> **Aim of the task**
Leave out the pictures and copy each record below exactly.

> **Provided data**

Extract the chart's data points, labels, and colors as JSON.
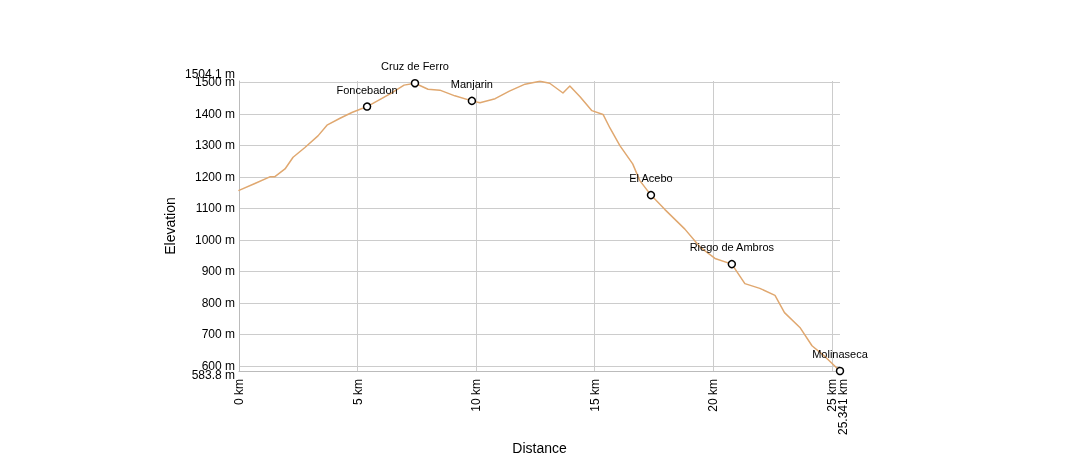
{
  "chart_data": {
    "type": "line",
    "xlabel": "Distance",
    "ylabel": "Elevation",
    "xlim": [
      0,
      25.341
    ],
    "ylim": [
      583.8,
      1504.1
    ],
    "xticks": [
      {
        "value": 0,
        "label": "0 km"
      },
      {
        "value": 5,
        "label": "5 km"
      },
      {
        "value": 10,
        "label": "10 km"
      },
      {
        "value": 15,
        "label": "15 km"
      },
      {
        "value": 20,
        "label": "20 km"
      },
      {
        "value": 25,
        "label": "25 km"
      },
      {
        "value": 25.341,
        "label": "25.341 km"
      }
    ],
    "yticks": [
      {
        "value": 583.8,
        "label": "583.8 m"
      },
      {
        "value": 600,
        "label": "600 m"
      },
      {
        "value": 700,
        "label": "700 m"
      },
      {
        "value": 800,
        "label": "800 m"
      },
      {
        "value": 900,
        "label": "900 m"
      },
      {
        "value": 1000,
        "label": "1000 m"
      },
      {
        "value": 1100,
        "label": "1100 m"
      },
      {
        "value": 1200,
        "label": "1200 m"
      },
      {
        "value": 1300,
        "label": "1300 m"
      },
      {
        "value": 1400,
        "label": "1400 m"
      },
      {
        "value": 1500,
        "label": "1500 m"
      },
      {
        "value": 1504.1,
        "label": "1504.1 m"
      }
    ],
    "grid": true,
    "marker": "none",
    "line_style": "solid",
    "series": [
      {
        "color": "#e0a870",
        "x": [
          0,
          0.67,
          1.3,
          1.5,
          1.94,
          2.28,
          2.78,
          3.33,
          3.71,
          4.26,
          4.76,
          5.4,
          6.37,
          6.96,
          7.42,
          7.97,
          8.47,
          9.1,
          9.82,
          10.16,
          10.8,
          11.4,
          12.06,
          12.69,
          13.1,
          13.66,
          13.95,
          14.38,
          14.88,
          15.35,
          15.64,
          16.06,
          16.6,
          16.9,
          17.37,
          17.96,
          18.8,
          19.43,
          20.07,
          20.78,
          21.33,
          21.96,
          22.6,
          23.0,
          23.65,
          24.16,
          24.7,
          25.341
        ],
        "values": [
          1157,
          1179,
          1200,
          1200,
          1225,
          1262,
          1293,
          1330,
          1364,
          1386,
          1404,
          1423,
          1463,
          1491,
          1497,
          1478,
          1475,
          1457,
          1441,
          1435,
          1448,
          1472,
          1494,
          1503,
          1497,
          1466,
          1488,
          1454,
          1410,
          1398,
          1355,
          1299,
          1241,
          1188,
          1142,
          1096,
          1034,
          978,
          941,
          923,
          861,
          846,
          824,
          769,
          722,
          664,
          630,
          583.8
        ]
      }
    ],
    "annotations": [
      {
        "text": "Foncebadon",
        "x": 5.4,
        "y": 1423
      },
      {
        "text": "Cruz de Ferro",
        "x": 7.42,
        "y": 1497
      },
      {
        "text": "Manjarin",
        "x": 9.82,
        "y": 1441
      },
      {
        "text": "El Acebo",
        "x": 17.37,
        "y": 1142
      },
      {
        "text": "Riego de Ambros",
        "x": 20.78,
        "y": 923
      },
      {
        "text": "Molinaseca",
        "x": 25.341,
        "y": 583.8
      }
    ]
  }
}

> **Solution to this problem**
Extract the chart's data points, labels, and colors as JSON.
{
  "chart_data": {
    "type": "line",
    "xlabel": "Distance",
    "ylabel": "Elevation",
    "xlim": [
      0,
      25.341
    ],
    "ylim": [
      583.8,
      1504.1
    ],
    "xticks": [
      {
        "value": 0,
        "label": "0 km"
      },
      {
        "value": 5,
        "label": "5 km"
      },
      {
        "value": 10,
        "label": "10 km"
      },
      {
        "value": 15,
        "label": "15 km"
      },
      {
        "value": 20,
        "label": "20 km"
      },
      {
        "value": 25,
        "label": "25 km"
      },
      {
        "value": 25.341,
        "label": "25.341 km"
      }
    ],
    "yticks": [
      {
        "value": 583.8,
        "label": "583.8 m"
      },
      {
        "value": 600,
        "label": "600 m"
      },
      {
        "value": 700,
        "label": "700 m"
      },
      {
        "value": 800,
        "label": "800 m"
      },
      {
        "value": 900,
        "label": "900 m"
      },
      {
        "value": 1000,
        "label": "1000 m"
      },
      {
        "value": 1100,
        "label": "1100 m"
      },
      {
        "value": 1200,
        "label": "1200 m"
      },
      {
        "value": 1300,
        "label": "1300 m"
      },
      {
        "value": 1400,
        "label": "1400 m"
      },
      {
        "value": 1500,
        "label": "1500 m"
      },
      {
        "value": 1504.1,
        "label": "1504.1 m"
      }
    ],
    "grid": true,
    "marker": "none",
    "line_style": "solid",
    "series": [
      {
        "color": "#e0a870",
        "x": [
          0,
          0.67,
          1.3,
          1.5,
          1.94,
          2.28,
          2.78,
          3.33,
          3.71,
          4.26,
          4.76,
          5.4,
          6.37,
          6.96,
          7.42,
          7.97,
          8.47,
          9.1,
          9.82,
          10.16,
          10.8,
          11.4,
          12.06,
          12.69,
          13.1,
          13.66,
          13.95,
          14.38,
          14.88,
          15.35,
          15.64,
          16.06,
          16.6,
          16.9,
          17.37,
          17.96,
          18.8,
          19.43,
          20.07,
          20.78,
          21.33,
          21.96,
          22.6,
          23.0,
          23.65,
          24.16,
          24.7,
          25.341
        ],
        "values": [
          1157,
          1179,
          1200,
          1200,
          1225,
          1262,
          1293,
          1330,
          1364,
          1386,
          1404,
          1423,
          1463,
          1491,
          1497,
          1478,
          1475,
          1457,
          1441,
          1435,
          1448,
          1472,
          1494,
          1503,
          1497,
          1466,
          1488,
          1454,
          1410,
          1398,
          1355,
          1299,
          1241,
          1188,
          1142,
          1096,
          1034,
          978,
          941,
          923,
          861,
          846,
          824,
          769,
          722,
          664,
          630,
          583.8
        ]
      }
    ],
    "annotations": [
      {
        "text": "Foncebadon",
        "x": 5.4,
        "y": 1423
      },
      {
        "text": "Cruz de Ferro",
        "x": 7.42,
        "y": 1497
      },
      {
        "text": "Manjarin",
        "x": 9.82,
        "y": 1441
      },
      {
        "text": "El Acebo",
        "x": 17.37,
        "y": 1142
      },
      {
        "text": "Riego de Ambros",
        "x": 20.78,
        "y": 923
      },
      {
        "text": "Molinaseca",
        "x": 25.341,
        "y": 583.8
      }
    ]
  }
}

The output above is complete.